Stored data:
┌──

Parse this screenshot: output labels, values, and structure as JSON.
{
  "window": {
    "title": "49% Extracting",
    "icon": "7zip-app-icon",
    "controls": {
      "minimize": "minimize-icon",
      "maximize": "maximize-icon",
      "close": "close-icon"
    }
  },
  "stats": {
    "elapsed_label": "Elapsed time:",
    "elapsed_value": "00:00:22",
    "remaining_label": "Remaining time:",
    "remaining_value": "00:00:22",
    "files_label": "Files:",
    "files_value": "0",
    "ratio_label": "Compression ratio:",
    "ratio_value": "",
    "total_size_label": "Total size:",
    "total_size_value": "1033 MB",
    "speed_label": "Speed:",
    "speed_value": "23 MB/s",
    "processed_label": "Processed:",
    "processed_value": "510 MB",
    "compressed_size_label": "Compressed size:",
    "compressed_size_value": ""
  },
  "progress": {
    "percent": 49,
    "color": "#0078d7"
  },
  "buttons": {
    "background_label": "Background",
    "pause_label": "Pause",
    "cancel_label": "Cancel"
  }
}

└──
┌──

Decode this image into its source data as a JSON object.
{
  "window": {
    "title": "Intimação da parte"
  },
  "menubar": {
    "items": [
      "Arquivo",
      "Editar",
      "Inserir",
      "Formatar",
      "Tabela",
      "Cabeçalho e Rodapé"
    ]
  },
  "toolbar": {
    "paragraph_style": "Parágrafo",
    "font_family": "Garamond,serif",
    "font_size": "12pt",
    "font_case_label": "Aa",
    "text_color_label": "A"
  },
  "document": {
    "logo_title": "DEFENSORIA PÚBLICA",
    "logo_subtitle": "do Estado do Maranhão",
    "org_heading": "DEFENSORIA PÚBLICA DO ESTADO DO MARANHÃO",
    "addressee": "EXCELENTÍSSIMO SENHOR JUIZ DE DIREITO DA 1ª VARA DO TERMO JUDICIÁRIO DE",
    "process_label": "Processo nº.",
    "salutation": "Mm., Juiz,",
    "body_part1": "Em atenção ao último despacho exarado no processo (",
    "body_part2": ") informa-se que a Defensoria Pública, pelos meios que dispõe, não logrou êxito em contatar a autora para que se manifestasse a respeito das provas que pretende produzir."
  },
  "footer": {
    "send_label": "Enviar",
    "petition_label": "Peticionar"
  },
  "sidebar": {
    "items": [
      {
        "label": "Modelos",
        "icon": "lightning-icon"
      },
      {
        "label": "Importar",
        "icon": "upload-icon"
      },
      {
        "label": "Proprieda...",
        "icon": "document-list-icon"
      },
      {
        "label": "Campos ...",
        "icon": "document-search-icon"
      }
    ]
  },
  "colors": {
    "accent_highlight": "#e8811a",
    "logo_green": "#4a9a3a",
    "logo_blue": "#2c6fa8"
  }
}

└──

> _What is being asked_:
In the entries above, find every line with the word "JSON" and list it.

> _Result of the task_:
Parse this screenshot: output labels, values, and structure as JSON.
Decode this image into its source data as a JSON object.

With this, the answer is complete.